Proevippa bruneipes

Scientific classification
- Kingdom: Animalia
- Phylum: Arthropoda
- Subphylum: Chelicerata
- Class: Arachnida
- Order: Araneae
- Infraorder: Araneomorphae
- Family: Lycosidae
- Genus: Proevippa
- Species: P. bruneipes
- Binomial name: Proevippa bruneipes (Purcell, 1903)
- Synonyms: Lycosa bruneipes Purcell, 1903 ; Lycosa cretata Purcell, 1903 ; Geolycosa cretata Roewer, 1955 ; Trochosa bruneipes Roewer, 1955 ;

= Proevippa bruneipes =

- Authority: (Purcell, 1903)

Species of spider

Proevippa bruneipes is a southern African species of spider in the family Lycosidae.

==Distribution==

Proevippa bruneipes is found in Lesotho and South Africa. In South Africa, it is recorded from the provinces Eastern Cape, KwaZulu-Natal, Limpopo, Mpumalanga, Northern Cape, and Western Cape. The species occurs at altitudes ranging from 18 to 1,685 m. Localities include Hanover, Oribi Gorge Nature Reserve, Lowveld National Botanical Gardens, and Cederberg Wilderness Area.

==Habitat and ecology==
Proevippa bruneipes is a free-running ground dwelling spider sampled from Fynbos, Grassland, Nama Karoo, and Savanna biomes.

==Conservation==
Proevippa bruneipes is listed as Least Concern by the South African National Biodiversity Institute due to its wide geographical range. The species is threatened by farming activities in the Montagu area but is presently protected in Oribi Gorge Nature Reserve, Lowveld National Botanical Gardens, Lekgalameetse Nature Reserve, and Cederberg Wilderness Area.

==Etymology==
The specific name is Latin for "brown foot".

==Taxonomy==
Proevippa bruneipes was originally described by Purcell in 1903 as Lycosa bruneipes from Hanover. Purcell also described Lycosa cretata in the same publication, which was later synonymized with P. bruneipes by Russell-Smith in 1981. The species is known from both sexes.

#### GIVEN DATA:
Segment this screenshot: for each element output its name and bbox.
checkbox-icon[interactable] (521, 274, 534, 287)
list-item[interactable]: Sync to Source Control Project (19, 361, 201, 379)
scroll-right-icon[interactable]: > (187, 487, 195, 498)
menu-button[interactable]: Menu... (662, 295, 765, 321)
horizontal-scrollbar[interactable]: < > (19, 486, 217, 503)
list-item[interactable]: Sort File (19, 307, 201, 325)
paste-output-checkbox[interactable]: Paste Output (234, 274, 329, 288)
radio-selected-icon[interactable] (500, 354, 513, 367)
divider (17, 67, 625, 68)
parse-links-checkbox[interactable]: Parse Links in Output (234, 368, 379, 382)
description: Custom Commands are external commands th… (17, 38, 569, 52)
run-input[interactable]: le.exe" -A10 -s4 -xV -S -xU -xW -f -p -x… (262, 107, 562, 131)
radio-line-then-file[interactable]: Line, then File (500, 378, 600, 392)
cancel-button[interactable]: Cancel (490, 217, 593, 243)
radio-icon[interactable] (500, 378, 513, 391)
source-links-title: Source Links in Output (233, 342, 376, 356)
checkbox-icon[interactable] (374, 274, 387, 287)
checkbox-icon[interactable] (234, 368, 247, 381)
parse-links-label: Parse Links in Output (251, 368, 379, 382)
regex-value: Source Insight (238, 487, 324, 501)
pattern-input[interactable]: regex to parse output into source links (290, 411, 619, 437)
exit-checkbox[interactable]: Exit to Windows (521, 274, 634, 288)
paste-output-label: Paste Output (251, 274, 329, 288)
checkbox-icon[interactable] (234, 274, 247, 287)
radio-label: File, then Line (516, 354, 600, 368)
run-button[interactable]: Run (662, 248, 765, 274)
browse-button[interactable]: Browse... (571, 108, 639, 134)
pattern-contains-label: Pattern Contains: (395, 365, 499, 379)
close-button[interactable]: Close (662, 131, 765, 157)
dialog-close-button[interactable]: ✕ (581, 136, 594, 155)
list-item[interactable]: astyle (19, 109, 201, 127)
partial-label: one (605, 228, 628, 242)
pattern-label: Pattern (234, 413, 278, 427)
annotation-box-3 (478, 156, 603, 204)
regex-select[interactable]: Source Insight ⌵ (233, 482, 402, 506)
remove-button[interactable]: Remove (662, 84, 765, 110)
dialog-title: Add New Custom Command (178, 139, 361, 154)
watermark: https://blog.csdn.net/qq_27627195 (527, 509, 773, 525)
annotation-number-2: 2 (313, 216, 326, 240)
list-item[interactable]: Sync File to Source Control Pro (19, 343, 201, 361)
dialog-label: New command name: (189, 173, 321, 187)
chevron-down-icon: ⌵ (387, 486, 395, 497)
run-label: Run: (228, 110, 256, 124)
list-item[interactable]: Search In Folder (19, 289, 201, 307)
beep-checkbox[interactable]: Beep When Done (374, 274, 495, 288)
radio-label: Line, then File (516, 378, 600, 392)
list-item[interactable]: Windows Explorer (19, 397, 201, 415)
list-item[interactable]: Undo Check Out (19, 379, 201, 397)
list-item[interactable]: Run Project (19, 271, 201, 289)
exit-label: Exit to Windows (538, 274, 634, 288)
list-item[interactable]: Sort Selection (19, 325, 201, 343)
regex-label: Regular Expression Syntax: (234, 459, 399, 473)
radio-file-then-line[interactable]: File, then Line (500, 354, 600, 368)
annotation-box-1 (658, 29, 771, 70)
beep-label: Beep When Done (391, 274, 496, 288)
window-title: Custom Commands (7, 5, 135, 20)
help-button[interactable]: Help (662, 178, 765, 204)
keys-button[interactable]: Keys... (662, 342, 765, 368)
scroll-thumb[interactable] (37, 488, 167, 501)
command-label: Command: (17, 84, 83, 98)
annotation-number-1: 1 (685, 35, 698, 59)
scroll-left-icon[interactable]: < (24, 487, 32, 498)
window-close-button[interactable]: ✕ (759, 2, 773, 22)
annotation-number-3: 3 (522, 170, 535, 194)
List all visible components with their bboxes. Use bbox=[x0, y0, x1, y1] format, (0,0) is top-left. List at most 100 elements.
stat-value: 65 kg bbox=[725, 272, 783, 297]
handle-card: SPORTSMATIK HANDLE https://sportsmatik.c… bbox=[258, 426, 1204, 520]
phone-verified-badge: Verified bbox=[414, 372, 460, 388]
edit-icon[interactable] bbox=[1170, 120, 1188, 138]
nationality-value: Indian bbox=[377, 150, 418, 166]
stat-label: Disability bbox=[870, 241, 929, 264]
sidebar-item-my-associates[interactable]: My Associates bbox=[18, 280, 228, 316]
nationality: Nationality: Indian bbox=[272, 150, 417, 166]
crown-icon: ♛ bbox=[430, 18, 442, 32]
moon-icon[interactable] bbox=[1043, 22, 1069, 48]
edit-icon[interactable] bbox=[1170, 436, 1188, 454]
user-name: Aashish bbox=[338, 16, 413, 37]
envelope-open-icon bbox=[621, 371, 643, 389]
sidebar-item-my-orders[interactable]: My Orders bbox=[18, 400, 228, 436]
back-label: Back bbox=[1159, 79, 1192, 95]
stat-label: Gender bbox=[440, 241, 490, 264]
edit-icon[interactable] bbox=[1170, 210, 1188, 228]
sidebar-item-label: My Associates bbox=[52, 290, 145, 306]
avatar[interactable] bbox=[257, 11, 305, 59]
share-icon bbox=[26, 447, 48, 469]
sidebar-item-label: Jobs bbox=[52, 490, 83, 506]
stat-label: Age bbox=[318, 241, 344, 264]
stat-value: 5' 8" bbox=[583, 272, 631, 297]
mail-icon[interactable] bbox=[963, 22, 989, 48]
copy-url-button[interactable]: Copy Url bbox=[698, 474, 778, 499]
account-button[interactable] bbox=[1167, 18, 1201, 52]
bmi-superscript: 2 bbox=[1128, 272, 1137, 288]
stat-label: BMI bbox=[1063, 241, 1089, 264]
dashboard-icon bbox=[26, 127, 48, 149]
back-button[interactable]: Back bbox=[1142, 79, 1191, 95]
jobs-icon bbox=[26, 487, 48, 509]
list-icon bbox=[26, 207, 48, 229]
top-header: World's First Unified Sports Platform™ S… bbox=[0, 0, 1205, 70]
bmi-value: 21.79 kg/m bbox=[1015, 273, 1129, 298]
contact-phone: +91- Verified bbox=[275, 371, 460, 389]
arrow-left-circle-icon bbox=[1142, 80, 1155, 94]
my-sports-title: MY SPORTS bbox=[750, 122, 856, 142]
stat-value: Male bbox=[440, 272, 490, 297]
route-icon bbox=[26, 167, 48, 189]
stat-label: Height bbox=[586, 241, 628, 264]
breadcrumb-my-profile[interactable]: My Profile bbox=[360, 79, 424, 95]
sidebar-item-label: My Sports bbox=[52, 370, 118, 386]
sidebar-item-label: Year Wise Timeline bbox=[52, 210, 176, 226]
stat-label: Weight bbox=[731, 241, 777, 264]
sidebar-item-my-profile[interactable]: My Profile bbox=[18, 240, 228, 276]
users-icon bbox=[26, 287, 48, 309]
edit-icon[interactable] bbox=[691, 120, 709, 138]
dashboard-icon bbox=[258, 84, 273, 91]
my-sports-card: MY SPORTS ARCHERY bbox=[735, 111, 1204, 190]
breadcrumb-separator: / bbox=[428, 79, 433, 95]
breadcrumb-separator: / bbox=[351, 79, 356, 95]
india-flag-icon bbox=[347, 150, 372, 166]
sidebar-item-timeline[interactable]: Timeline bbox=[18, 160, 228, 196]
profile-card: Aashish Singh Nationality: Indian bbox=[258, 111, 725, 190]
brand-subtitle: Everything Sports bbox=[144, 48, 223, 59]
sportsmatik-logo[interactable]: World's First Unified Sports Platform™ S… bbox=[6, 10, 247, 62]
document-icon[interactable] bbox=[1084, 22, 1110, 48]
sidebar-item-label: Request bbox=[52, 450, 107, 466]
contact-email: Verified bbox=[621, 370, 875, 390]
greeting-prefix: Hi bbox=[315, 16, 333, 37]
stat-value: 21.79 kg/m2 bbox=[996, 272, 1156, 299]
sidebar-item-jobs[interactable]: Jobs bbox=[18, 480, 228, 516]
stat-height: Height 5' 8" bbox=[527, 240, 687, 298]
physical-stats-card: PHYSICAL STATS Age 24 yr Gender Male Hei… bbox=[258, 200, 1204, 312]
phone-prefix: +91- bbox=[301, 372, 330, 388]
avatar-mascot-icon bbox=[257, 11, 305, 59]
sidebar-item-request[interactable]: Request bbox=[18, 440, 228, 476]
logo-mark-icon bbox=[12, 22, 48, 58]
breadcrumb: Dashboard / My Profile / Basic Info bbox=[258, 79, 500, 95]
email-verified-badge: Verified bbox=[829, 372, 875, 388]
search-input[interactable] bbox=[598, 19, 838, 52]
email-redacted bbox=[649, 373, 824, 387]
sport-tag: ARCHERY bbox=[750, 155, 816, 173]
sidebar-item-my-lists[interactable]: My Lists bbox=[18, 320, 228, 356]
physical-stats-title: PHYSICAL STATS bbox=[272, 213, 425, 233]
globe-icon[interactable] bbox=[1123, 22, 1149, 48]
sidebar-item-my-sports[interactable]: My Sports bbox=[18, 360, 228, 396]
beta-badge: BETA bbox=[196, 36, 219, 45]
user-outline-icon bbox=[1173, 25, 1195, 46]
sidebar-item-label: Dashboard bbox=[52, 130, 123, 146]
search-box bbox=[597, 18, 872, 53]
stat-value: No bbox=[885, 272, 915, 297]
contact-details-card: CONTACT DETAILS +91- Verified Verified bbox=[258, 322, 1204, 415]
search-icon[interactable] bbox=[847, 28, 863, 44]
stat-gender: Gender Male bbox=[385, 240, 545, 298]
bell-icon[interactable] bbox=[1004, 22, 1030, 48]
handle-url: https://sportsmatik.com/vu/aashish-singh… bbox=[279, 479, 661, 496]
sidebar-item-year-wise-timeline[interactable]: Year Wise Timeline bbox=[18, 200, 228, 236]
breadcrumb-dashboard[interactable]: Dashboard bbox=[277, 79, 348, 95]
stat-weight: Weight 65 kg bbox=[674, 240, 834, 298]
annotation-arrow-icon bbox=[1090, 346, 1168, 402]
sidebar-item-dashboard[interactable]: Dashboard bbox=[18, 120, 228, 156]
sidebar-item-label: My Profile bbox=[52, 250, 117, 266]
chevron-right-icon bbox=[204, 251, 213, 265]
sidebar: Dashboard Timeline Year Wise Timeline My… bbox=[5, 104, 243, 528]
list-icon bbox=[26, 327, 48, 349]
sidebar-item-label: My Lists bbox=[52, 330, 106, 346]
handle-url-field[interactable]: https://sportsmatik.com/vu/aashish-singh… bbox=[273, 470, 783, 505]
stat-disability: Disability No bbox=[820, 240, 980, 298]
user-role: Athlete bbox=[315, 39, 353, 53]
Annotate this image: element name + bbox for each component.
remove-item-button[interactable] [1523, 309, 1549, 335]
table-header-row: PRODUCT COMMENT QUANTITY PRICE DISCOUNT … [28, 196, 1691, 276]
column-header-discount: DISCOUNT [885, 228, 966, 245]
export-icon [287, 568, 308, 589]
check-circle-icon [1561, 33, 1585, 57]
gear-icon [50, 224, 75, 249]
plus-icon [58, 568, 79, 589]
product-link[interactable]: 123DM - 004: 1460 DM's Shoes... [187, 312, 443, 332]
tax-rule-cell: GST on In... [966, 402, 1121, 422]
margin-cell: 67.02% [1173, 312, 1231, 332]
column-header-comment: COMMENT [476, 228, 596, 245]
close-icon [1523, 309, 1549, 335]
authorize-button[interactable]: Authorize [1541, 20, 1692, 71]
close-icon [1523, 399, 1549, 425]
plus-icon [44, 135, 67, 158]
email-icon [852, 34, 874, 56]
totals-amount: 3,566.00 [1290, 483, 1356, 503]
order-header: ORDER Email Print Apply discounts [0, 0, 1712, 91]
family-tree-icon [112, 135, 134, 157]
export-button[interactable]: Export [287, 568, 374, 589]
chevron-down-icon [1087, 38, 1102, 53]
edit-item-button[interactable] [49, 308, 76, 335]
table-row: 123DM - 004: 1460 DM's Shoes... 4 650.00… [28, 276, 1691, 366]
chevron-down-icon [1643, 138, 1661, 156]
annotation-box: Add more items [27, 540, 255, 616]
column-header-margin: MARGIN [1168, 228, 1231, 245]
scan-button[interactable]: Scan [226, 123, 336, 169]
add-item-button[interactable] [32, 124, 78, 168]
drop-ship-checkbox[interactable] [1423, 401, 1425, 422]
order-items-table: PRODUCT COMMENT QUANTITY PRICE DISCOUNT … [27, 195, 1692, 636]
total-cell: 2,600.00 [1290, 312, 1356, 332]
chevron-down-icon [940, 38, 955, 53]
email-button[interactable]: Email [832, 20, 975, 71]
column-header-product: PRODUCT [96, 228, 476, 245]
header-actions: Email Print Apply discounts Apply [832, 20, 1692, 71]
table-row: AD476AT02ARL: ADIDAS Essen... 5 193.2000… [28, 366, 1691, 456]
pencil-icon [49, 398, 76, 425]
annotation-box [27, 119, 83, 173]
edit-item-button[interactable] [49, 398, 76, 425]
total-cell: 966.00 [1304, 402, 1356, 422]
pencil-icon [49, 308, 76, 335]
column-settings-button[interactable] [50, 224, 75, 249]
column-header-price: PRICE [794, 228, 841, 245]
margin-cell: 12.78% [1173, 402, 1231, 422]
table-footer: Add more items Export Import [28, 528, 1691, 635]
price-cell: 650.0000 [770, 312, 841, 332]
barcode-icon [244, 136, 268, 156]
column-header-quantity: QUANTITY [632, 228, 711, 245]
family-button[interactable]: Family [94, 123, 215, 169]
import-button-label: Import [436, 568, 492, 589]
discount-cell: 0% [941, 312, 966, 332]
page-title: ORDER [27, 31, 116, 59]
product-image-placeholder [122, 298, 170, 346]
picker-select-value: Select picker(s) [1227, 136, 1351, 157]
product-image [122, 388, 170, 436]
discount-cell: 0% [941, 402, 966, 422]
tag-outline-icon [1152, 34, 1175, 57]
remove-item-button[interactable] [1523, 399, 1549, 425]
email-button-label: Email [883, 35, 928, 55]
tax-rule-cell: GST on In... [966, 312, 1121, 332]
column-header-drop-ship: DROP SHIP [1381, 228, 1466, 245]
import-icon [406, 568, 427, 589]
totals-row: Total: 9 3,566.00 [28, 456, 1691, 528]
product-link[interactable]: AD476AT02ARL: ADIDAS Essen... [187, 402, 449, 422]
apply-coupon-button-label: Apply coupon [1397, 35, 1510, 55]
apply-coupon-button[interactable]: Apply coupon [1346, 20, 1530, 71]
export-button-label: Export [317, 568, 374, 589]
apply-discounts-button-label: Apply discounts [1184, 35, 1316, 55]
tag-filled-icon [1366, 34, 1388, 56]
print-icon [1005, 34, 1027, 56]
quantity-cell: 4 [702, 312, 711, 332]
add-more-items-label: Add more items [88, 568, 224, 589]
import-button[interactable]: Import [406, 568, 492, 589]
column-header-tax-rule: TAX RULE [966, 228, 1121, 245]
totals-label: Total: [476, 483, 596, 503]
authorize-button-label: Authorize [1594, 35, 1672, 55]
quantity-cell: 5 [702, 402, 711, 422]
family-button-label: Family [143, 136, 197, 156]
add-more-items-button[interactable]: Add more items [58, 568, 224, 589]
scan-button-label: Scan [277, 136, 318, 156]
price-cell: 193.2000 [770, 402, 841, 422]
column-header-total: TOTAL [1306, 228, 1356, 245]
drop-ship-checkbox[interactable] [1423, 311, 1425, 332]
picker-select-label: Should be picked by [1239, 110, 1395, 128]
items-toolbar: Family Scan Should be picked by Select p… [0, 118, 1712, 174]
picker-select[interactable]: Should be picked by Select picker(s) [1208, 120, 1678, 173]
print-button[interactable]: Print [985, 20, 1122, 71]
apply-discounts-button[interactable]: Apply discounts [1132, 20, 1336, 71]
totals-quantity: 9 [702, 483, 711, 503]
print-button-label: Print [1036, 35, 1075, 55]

#### ACTIONS TO TAKE:
**A.** In the article on Proevippa bruneipes, what altitude range does the species occur at?
**B.** Retype, word for word, the part of the Proevippa bruneipes article that opens with the words containing "Proevippa bruneipes is found" and closes with "and Savanna biomes.".

#### YOUR WRITTEN ANSWERS:
**A.** From 18 to 1,685 m.

**B.**
Proevippa bruneipes is found in Lesotho and South Africa. In South Africa, it is recorded from the provinces Eastern Cape, KwaZulu-Natal, Limpopo, Mpumalanga, Northern Cape, and Western Cape. The species occurs at altitudes ranging from 18 to 1,685 m. Localities include Hanover, Oribi Gorge Nature Reserve, Lowveld National Botanical Gardens, and Cederberg Wilderness Area.

==Habitat and ecology==
Proevippa bruneipes is a free-running ground dwelling spider sampled from Fynbos, Grassland, Nama Karoo, and Savanna biomes.